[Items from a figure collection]
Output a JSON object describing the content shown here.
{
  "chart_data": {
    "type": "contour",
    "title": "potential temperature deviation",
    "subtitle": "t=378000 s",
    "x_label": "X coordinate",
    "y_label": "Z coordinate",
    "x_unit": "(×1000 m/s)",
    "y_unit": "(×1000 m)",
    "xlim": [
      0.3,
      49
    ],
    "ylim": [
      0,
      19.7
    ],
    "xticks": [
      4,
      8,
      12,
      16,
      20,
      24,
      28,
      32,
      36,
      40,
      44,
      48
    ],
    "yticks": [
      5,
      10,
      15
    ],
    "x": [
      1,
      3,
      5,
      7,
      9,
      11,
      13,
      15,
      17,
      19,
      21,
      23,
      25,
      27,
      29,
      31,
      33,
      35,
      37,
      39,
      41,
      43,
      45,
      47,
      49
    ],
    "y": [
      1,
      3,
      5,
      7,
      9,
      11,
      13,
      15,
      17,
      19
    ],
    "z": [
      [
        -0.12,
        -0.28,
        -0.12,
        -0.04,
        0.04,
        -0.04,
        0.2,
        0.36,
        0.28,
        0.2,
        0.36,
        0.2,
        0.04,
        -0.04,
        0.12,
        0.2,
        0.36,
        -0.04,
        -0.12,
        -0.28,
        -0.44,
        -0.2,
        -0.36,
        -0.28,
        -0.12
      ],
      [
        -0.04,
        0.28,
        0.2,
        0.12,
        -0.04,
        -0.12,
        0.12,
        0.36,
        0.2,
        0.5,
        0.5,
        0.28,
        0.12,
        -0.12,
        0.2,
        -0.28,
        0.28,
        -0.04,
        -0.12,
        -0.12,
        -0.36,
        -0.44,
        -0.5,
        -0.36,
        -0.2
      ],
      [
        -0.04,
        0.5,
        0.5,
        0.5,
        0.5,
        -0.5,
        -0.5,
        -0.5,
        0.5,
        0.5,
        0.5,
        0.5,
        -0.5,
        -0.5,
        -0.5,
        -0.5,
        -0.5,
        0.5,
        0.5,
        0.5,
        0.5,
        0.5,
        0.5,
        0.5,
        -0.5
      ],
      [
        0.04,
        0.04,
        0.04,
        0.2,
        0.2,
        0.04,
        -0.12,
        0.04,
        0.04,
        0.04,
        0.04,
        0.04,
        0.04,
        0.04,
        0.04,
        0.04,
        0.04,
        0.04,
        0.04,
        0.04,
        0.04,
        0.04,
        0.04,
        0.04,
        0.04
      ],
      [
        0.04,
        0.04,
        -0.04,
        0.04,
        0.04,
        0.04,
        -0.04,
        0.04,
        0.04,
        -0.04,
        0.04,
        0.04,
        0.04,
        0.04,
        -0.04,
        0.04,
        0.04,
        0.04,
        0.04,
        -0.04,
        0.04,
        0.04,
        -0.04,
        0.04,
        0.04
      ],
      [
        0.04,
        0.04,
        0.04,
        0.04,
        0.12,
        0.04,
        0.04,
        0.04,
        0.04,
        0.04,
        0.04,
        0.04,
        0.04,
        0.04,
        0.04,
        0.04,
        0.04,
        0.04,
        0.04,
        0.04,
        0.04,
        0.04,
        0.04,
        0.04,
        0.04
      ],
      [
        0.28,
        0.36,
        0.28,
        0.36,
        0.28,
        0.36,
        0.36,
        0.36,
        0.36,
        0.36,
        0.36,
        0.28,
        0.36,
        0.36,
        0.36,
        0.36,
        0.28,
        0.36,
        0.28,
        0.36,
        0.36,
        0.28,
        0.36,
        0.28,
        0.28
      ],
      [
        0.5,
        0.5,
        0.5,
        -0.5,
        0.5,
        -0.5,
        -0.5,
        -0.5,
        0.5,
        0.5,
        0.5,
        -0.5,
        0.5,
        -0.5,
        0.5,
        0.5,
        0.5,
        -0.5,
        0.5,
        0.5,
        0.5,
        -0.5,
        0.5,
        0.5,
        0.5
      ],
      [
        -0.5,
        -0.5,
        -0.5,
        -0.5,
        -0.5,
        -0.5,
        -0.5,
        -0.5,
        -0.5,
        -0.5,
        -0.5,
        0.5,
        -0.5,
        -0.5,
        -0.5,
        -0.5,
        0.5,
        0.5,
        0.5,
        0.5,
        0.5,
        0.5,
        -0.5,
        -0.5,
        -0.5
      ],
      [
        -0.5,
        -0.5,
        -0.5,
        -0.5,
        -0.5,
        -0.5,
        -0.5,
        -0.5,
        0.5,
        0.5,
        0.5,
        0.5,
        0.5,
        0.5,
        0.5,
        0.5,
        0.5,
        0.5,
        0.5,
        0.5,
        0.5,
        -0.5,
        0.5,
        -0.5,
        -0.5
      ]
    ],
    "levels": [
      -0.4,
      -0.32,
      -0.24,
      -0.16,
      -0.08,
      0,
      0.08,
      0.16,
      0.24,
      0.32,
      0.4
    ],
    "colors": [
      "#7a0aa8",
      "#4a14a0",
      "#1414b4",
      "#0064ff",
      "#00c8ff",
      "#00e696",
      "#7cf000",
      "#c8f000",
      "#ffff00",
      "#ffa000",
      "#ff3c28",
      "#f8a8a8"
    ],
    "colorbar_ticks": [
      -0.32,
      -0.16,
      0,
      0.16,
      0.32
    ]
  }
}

▶ _Do this_
Reproduce all of the entries word for word.

▶ _In response_
Output a JSON object describing the content shown here.
{
  "chart_data": {
    "type": "contour",
    "title": "potential temperature deviation",
    "subtitle": "t=378000 s",
    "x_label": "X coordinate",
    "y_label": "Z coordinate",
    "x_unit": "(×1000 m/s)",
    "y_unit": "(×1000 m)",
    "xlim": [
      0.3,
      49
    ],
    "ylim": [
      0,
      19.7
    ],
    "xticks": [
      4,
      8,
      12,
      16,
      20,
      24,
      28,
      32,
      36,
      40,
      44,
      48
    ],
    "yticks": [
      5,
      10,
      15
    ],
    "x": [
      1,
      3,
      5,
      7,
      9,
      11,
      13,
      15,
      17,
      19,
      21,
      23,
      25,
      27,
      29,
      31,
      33,
      35,
      37,
      39,
      41,
      43,
      45,
      47,
      49
    ],
    "y": [
      1,
      3,
      5,
      7,
      9,
      11,
      13,
      15,
      17,
      19
    ],
    "z": [
      [
        -0.12,
        -0.28,
        -0.12,
        -0.04,
        0.04,
        -0.04,
        0.2,
        0.36,
        0.28,
        0.2,
        0.36,
        0.2,
        0.04,
        -0.04,
        0.12,
        0.2,
        0.36,
        -0.04,
        -0.12,
        -0.28,
        -0.44,
        -0.2,
        -0.36,
        -0.28,
        -0.12
      ],
      [
        -0.04,
        0.28,
        0.2,
        0.12,
        -0.04,
        -0.12,
        0.12,
        0.36,
        0.2,
        0.5,
        0.5,
        0.28,
        0.12,
        -0.12,
        0.2,
        -0.28,
        0.28,
        -0.04,
        -0.12,
        -0.12,
        -0.36,
        -0.44,
        -0.5,
        -0.36,
        -0.2
      ],
      [
        -0.04,
        0.5,
        0.5,
        0.5,
        0.5,
        -0.5,
        -0.5,
        -0.5,
        0.5,
        0.5,
        0.5,
        0.5,
        -0.5,
        -0.5,
        -0.5,
        -0.5,
        -0.5,
        0.5,
        0.5,
        0.5,
        0.5,
        0.5,
        0.5,
        0.5,
        -0.5
      ],
      [
        0.04,
        0.04,
        0.04,
        0.2,
        0.2,
        0.04,
        -0.12,
        0.04,
        0.04,
        0.04,
        0.04,
        0.04,
        0.04,
        0.04,
        0.04,
        0.04,
        0.04,
        0.04,
        0.04,
        0.04,
        0.04,
        0.04,
        0.04,
        0.04,
        0.04
      ],
      [
        0.04,
        0.04,
        -0.04,
        0.04,
        0.04,
        0.04,
        -0.04,
        0.04,
        0.04,
        -0.04,
        0.04,
        0.04,
        0.04,
        0.04,
        -0.04,
        0.04,
        0.04,
        0.04,
        0.04,
        -0.04,
        0.04,
        0.04,
        -0.04,
        0.04,
        0.04
      ],
      [
        0.04,
        0.04,
        0.04,
        0.04,
        0.12,
        0.04,
        0.04,
        0.04,
        0.04,
        0.04,
        0.04,
        0.04,
        0.04,
        0.04,
        0.04,
        0.04,
        0.04,
        0.04,
        0.04,
        0.04,
        0.04,
        0.04,
        0.04,
        0.04,
        0.04
      ],
      [
        0.28,
        0.36,
        0.28,
        0.36,
        0.28,
        0.36,
        0.36,
        0.36,
        0.36,
        0.36,
        0.36,
        0.28,
        0.36,
        0.36,
        0.36,
        0.36,
        0.28,
        0.36,
        0.28,
        0.36,
        0.36,
        0.28,
        0.36,
        0.28,
        0.28
      ],
      [
        0.5,
        0.5,
        0.5,
        -0.5,
        0.5,
        -0.5,
        -0.5,
        -0.5,
        0.5,
        0.5,
        0.5,
        -0.5,
        0.5,
        -0.5,
        0.5,
        0.5,
        0.5,
        -0.5,
        0.5,
        0.5,
        0.5,
        -0.5,
        0.5,
        0.5,
        0.5
      ],
      [
        -0.5,
        -0.5,
        -0.5,
        -0.5,
        -0.5,
        -0.5,
        -0.5,
        -0.5,
        -0.5,
        -0.5,
        -0.5,
        0.5,
        -0.5,
        -0.5,
        -0.5,
        -0.5,
        0.5,
        0.5,
        0.5,
        0.5,
        0.5,
        0.5,
        -0.5,
        -0.5,
        -0.5
      ],
      [
        -0.5,
        -0.5,
        -0.5,
        -0.5,
        -0.5,
        -0.5,
        -0.5,
        -0.5,
        0.5,
        0.5,
        0.5,
        0.5,
        0.5,
        0.5,
        0.5,
        0.5,
        0.5,
        0.5,
        0.5,
        0.5,
        0.5,
        -0.5,
        0.5,
        -0.5,
        -0.5
      ]
    ],
    "levels": [
      -0.4,
      -0.32,
      -0.24,
      -0.16,
      -0.08,
      0,
      0.08,
      0.16,
      0.24,
      0.32,
      0.4
    ],
    "colors": [
      "#7a0aa8",
      "#4a14a0",
      "#1414b4",
      "#0064ff",
      "#00c8ff",
      "#00e696",
      "#7cf000",
      "#c8f000",
      "#ffff00",
      "#ffa000",
      "#ff3c28",
      "#f8a8a8"
    ],
    "colorbar_ticks": [
      -0.32,
      -0.16,
      0,
      0.16,
      0.32
    ]
  }
}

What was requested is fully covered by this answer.